-- begin Text extract --
Friends and relatives have offered us good advice from their experiences living "off the grid."  It does take a lot of work and planning to have water, power, communication and t.v.  We now have three generators (one for the house, and one for each of our workshops).  We also have two solar panels that keep our 8 batteries topped off so we don't have to run generators on a sunny day.  At the suggestion of a friend, Robert researched hydro power, and we have ordered a micro-hydro generator.  Since the spring is uphill from our property and the water flows at 4.3 gallons per minute, we will be able to generate enough electricity for modern appliances...we now have purchased a used washing machine, a new propane dryer, a new propane refrigerator/freezer, and a new propane kitchen stove and oven for our mobile home, which has a brand new forced air gas heater.  We have spent almost every day this week shopping in Billings, Manhattan, Four Corners, Three Forks and Bozeman for our new metal roof (Dark Brown), insulation for the walls and roof, two-by-fours for furring the roof and over the existing exterior walls, and 10' cedar planks for the entire exterior.  Still to be decided on and purchased is a new shower, toilet and sink for Robert's bathroom, and new tub, toilet, and sink for my bathroom.  I saw some really nice, inexpensive, gently used fixtures and cabinets at the Habitat for Humanity outlet yesterday.One of the secrets of an enduring marriage is "patience and separate bathrooms," according to Billy Graham's wife.
-- end Text extract --
-- begin Data section --
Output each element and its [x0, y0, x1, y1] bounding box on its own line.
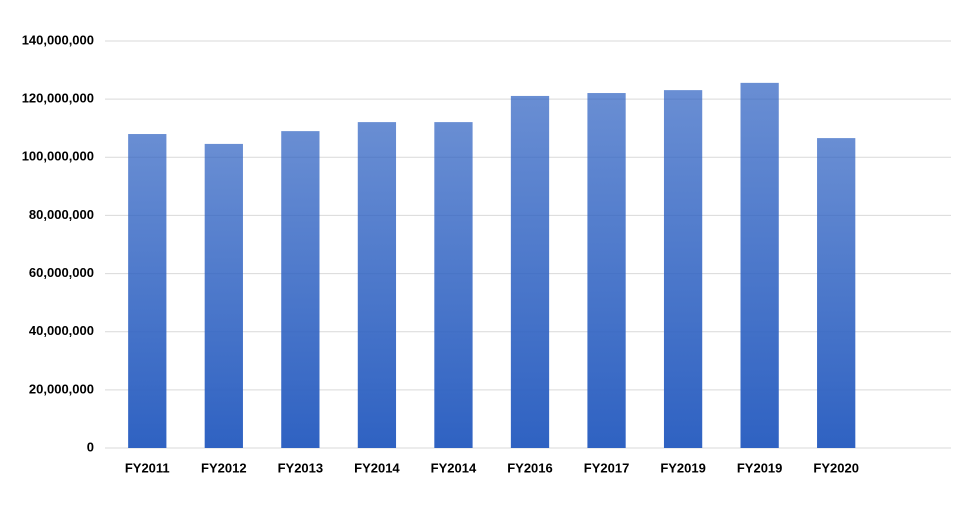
-- end Data section --
Challenge >>
Reproduce the passage about living off the grid in full, word for word.

Solved problem >>
Friends and relatives have offered us good advice from their experiences living "off the grid."  It does take a lot of work and planning to have water, power, communication and t.v.  We now have three generators (one for the house, and one for each of our workshops).  We also have two solar panels that keep our 8 batteries topped off so we don't have to run generators on a sunny day.  At the suggestion of a friend, Robert researched hydro power, and we have ordered a micro-hydro generator.  Since the spring is uphill from our property and the water flows at 4.3 gallons per minute, we will be able to generate enough electricity for modern appliances...we now have purchased a used washing machine, a new propane dryer, a new propane refrigerator/freezer, and a new propane kitchen stove and oven for our mobile home, which has a brand new forced air gas heater.  We have spent almost every day this week shopping in Billings, Manhattan, Four Corners, Three Forks and Bozeman for our new metal roof (Dark Brown), insulation for the walls and roof, two-by-fours for furring the roof and over the existing exterior walls, and 10' cedar planks for the entire exterior.  Still to be decided on and purchased is a new shower, toilet and sink for Robert's bathroom, and new tub, toilet, and sink for my bathroom.  I saw some really nice, inexpensive, gently used fixtures and cabinets at the Habitat for Humanity outlet yesterday.One of the secrets of an enduring marriage is "patience and separate bathrooms," according to Billy Graham's wife.